(Source data)

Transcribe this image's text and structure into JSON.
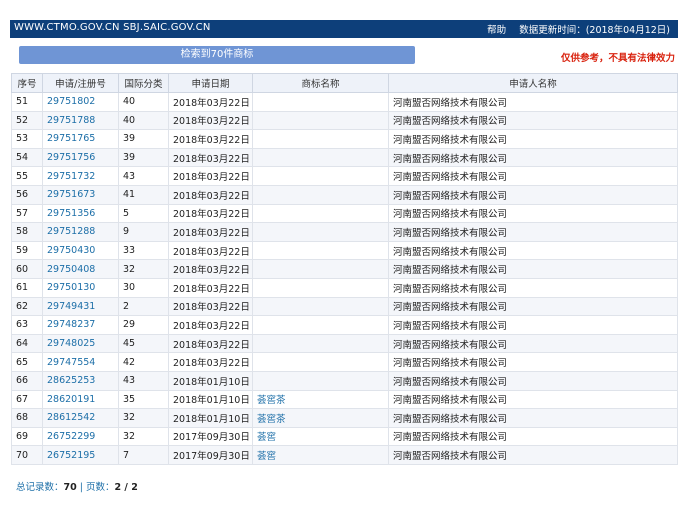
{
  "header": {
    "site_urls": "WWW.CTMO.GOV.CN SBJ.SAIC.GOV.CN",
    "help_link": "帮助",
    "update_label": "数据更新时间：(2018年04月12日)"
  },
  "search_summary_button": "检索到70件商标",
  "disclaimer": "仅供参考，不具有法律效力",
  "table": {
    "columns": [
      "序号",
      "申请/注册号",
      "国际分类",
      "申请日期",
      "商标名称",
      "申请人名称"
    ],
    "rows": [
      {
        "seq": "51",
        "reg_no": "29751802",
        "class": "40",
        "date": "2018年03月22日",
        "mark": "",
        "applicant": "河南盟否网络技术有限公司"
      },
      {
        "seq": "52",
        "reg_no": "29751788",
        "class": "40",
        "date": "2018年03月22日",
        "mark": "",
        "applicant": "河南盟否网络技术有限公司"
      },
      {
        "seq": "53",
        "reg_no": "29751765",
        "class": "39",
        "date": "2018年03月22日",
        "mark": "",
        "applicant": "河南盟否网络技术有限公司"
      },
      {
        "seq": "54",
        "reg_no": "29751756",
        "class": "39",
        "date": "2018年03月22日",
        "mark": "",
        "applicant": "河南盟否网络技术有限公司"
      },
      {
        "seq": "55",
        "reg_no": "29751732",
        "class": "43",
        "date": "2018年03月22日",
        "mark": "",
        "applicant": "河南盟否网络技术有限公司"
      },
      {
        "seq": "56",
        "reg_no": "29751673",
        "class": "41",
        "date": "2018年03月22日",
        "mark": "",
        "applicant": "河南盟否网络技术有限公司"
      },
      {
        "seq": "57",
        "reg_no": "29751356",
        "class": "5",
        "date": "2018年03月22日",
        "mark": "",
        "applicant": "河南盟否网络技术有限公司"
      },
      {
        "seq": "58",
        "reg_no": "29751288",
        "class": "9",
        "date": "2018年03月22日",
        "mark": "",
        "applicant": "河南盟否网络技术有限公司"
      },
      {
        "seq": "59",
        "reg_no": "29750430",
        "class": "33",
        "date": "2018年03月22日",
        "mark": "",
        "applicant": "河南盟否网络技术有限公司"
      },
      {
        "seq": "60",
        "reg_no": "29750408",
        "class": "32",
        "date": "2018年03月22日",
        "mark": "",
        "applicant": "河南盟否网络技术有限公司"
      },
      {
        "seq": "61",
        "reg_no": "29750130",
        "class": "30",
        "date": "2018年03月22日",
        "mark": "",
        "applicant": "河南盟否网络技术有限公司"
      },
      {
        "seq": "62",
        "reg_no": "29749431",
        "class": "2",
        "date": "2018年03月22日",
        "mark": "",
        "applicant": "河南盟否网络技术有限公司"
      },
      {
        "seq": "63",
        "reg_no": "29748237",
        "class": "29",
        "date": "2018年03月22日",
        "mark": "",
        "applicant": "河南盟否网络技术有限公司"
      },
      {
        "seq": "64",
        "reg_no": "29748025",
        "class": "45",
        "date": "2018年03月22日",
        "mark": "",
        "applicant": "河南盟否网络技术有限公司"
      },
      {
        "seq": "65",
        "reg_no": "29747554",
        "class": "42",
        "date": "2018年03月22日",
        "mark": "",
        "applicant": "河南盟否网络技术有限公司"
      },
      {
        "seq": "66",
        "reg_no": "28625253",
        "class": "43",
        "date": "2018年01月10日",
        "mark": "",
        "applicant": "河南盟否网络技术有限公司"
      },
      {
        "seq": "67",
        "reg_no": "28620191",
        "class": "35",
        "date": "2018年01月10日",
        "mark": "荟窖茶",
        "applicant": "河南盟否网络技术有限公司"
      },
      {
        "seq": "68",
        "reg_no": "28612542",
        "class": "32",
        "date": "2018年01月10日",
        "mark": "荟窖茶",
        "applicant": "河南盟否网络技术有限公司"
      },
      {
        "seq": "69",
        "reg_no": "26752299",
        "class": "32",
        "date": "2017年09月30日",
        "mark": "荟窖",
        "applicant": "河南盟否网络技术有限公司"
      },
      {
        "seq": "70",
        "reg_no": "26752195",
        "class": "7",
        "date": "2017年09月30日",
        "mark": "荟窖",
        "applicant": "河南盟否网络技术有限公司"
      }
    ]
  },
  "footer": {
    "total_label": "总记录数：",
    "total_value": "70",
    "separator": " | ",
    "page_label": "页数：",
    "page_value": "2 / 2"
  },
  "colors": {
    "header_bg": "#0d3f7a",
    "button_bg": "#6f95d5",
    "link": "#1d6fa8",
    "disclaimer": "#d9230f"
  }
}
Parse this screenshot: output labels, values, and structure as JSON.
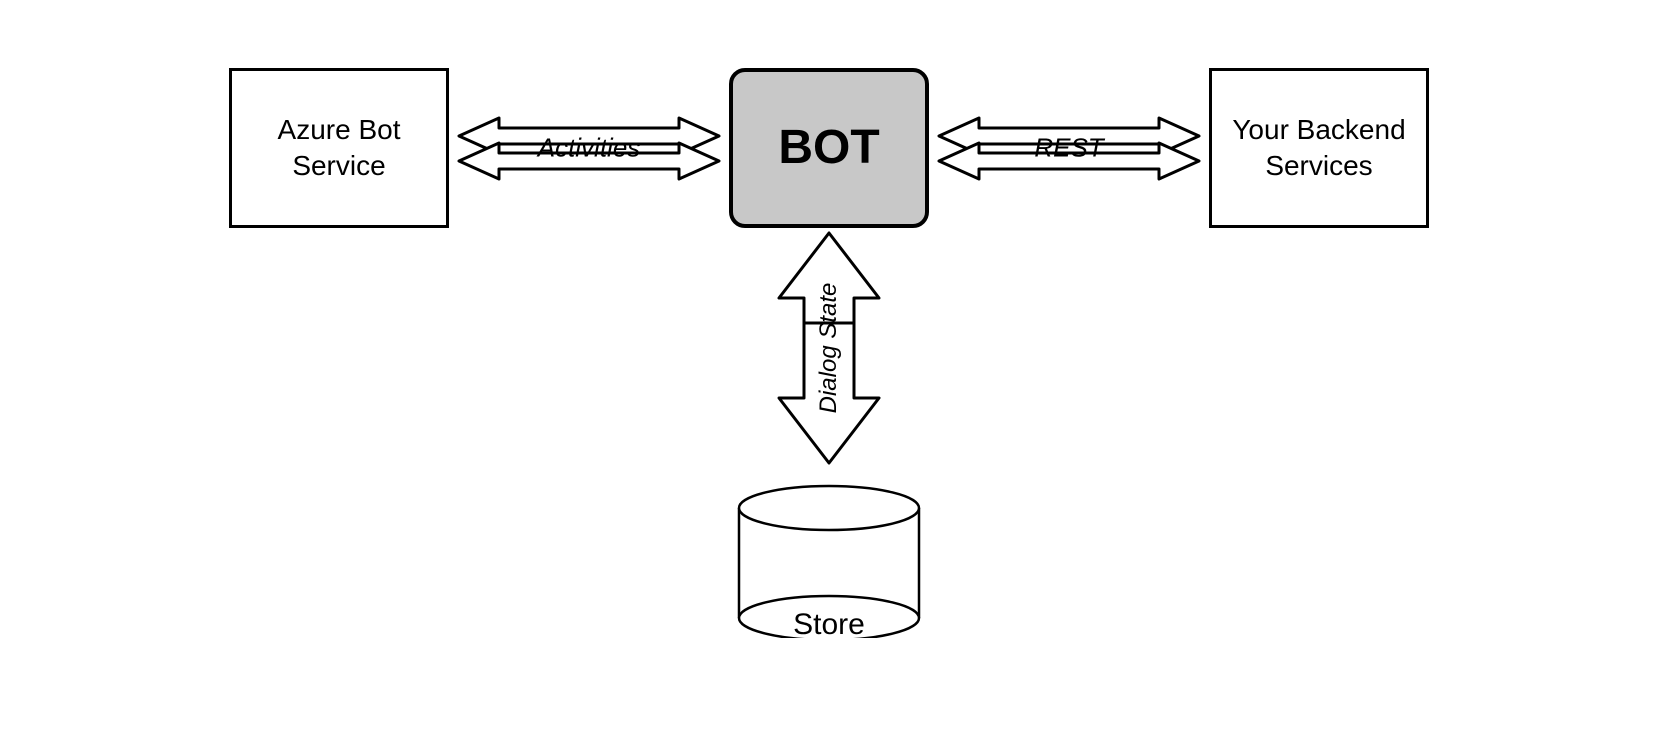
{
  "diagram": {
    "azure_box_label": "Azure Bot Service",
    "bot_box_label": "BOT",
    "backend_box_label": "Your Backend Services",
    "activities_label": "Activities",
    "rest_label": "REST",
    "dialog_state_label": "Dialog State",
    "store_label": "Store"
  }
}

- [What to do]
Reproduce all entries exactly. Pictures do not belong in the copy.

- [Answer to the task]
Transcribe this image's text and structure into JSON.
{
  "header": {
    "site_urls": "WWW.CTMO.GOV.CN SBJ.SAIC.GOV.CN",
    "help_link": "帮助",
    "update_label": "数据更新时间：(2018年04月12日)"
  },
  "search_summary_button": "检索到70件商标",
  "disclaimer": "仅供参考，不具有法律效力",
  "table": {
    "columns": [
      "序号",
      "申请/注册号",
      "国际分类",
      "申请日期",
      "商标名称",
      "申请人名称"
    ],
    "rows": [
      {
        "seq": "51",
        "reg_no": "29751802",
        "class": "40",
        "date": "2018年03月22日",
        "mark": "",
        "applicant": "河南盟否网络技术有限公司"
      },
      {
        "seq": "52",
        "reg_no": "29751788",
        "class": "40",
        "date": "2018年03月22日",
        "mark": "",
        "applicant": "河南盟否网络技术有限公司"
      },
      {
        "seq": "53",
        "reg_no": "29751765",
        "class": "39",
        "date": "2018年03月22日",
        "mark": "",
        "applicant": "河南盟否网络技术有限公司"
      },
      {
        "seq": "54",
        "reg_no": "29751756",
        "class": "39",
        "date": "2018年03月22日",
        "mark": "",
        "applicant": "河南盟否网络技术有限公司"
      },
      {
        "seq": "55",
        "reg_no": "29751732",
        "class": "43",
        "date": "2018年03月22日",
        "mark": "",
        "applicant": "河南盟否网络技术有限公司"
      },
      {
        "seq": "56",
        "reg_no": "29751673",
        "class": "41",
        "date": "2018年03月22日",
        "mark": "",
        "applicant": "河南盟否网络技术有限公司"
      },
      {
        "seq": "57",
        "reg_no": "29751356",
        "class": "5",
        "date": "2018年03月22日",
        "mark": "",
        "applicant": "河南盟否网络技术有限公司"
      },
      {
        "seq": "58",
        "reg_no": "29751288",
        "class": "9",
        "date": "2018年03月22日",
        "mark": "",
        "applicant": "河南盟否网络技术有限公司"
      },
      {
        "seq": "59",
        "reg_no": "29750430",
        "class": "33",
        "date": "2018年03月22日",
        "mark": "",
        "applicant": "河南盟否网络技术有限公司"
      },
      {
        "seq": "60",
        "reg_no": "29750408",
        "class": "32",
        "date": "2018年03月22日",
        "mark": "",
        "applicant": "河南盟否网络技术有限公司"
      },
      {
        "seq": "61",
        "reg_no": "29750130",
        "class": "30",
        "date": "2018年03月22日",
        "mark": "",
        "applicant": "河南盟否网络技术有限公司"
      },
      {
        "seq": "62",
        "reg_no": "29749431",
        "class": "2",
        "date": "2018年03月22日",
        "mark": "",
        "applicant": "河南盟否网络技术有限公司"
      },
      {
        "seq": "63",
        "reg_no": "29748237",
        "class": "29",
        "date": "2018年03月22日",
        "mark": "",
        "applicant": "河南盟否网络技术有限公司"
      },
      {
        "seq": "64",
        "reg_no": "29748025",
        "class": "45",
        "date": "2018年03月22日",
        "mark": "",
        "applicant": "河南盟否网络技术有限公司"
      },
      {
        "seq": "65",
        "reg_no": "29747554",
        "class": "42",
        "date": "2018年03月22日",
        "mark": "",
        "applicant": "河南盟否网络技术有限公司"
      },
      {
        "seq": "66",
        "reg_no": "28625253",
        "class": "43",
        "date": "2018年01月10日",
        "mark": "",
        "applicant": "河南盟否网络技术有限公司"
      },
      {
        "seq": "67",
        "reg_no": "28620191",
        "class": "35",
        "date": "2018年01月10日",
        "mark": "荟窖茶",
        "applicant": "河南盟否网络技术有限公司"
      },
      {
        "seq": "68",
        "reg_no": "28612542",
        "class": "32",
        "date": "2018年01月10日",
        "mark": "荟窖茶",
        "applicant": "河南盟否网络技术有限公司"
      },
      {
        "seq": "69",
        "reg_no": "26752299",
        "class": "32",
        "date": "2017年09月30日",
        "mark": "荟窖",
        "applicant": "河南盟否网络技术有限公司"
      },
      {
        "seq": "70",
        "reg_no": "26752195",
        "class": "7",
        "date": "2017年09月30日",
        "mark": "荟窖",
        "applicant": "河南盟否网络技术有限公司"
      }
    ]
  },
  "footer": {
    "total_label": "总记录数：",
    "total_value": "70",
    "separator": " | ",
    "page_label": "页数：",
    "page_value": "2 / 2"
  },
  "colors": {
    "header_bg": "#0d3f7a",
    "button_bg": "#6f95d5",
    "link": "#1d6fa8",
    "disclaimer": "#d9230f"
  }
}
Parse this screenshot: output labels, values, and structure as JSON.
{
  "diagram": {
    "azure_box_label": "Azure Bot Service",
    "bot_box_label": "BOT",
    "backend_box_label": "Your Backend Services",
    "activities_label": "Activities",
    "rest_label": "REST",
    "dialog_state_label": "Dialog State",
    "store_label": "Store"
  }
}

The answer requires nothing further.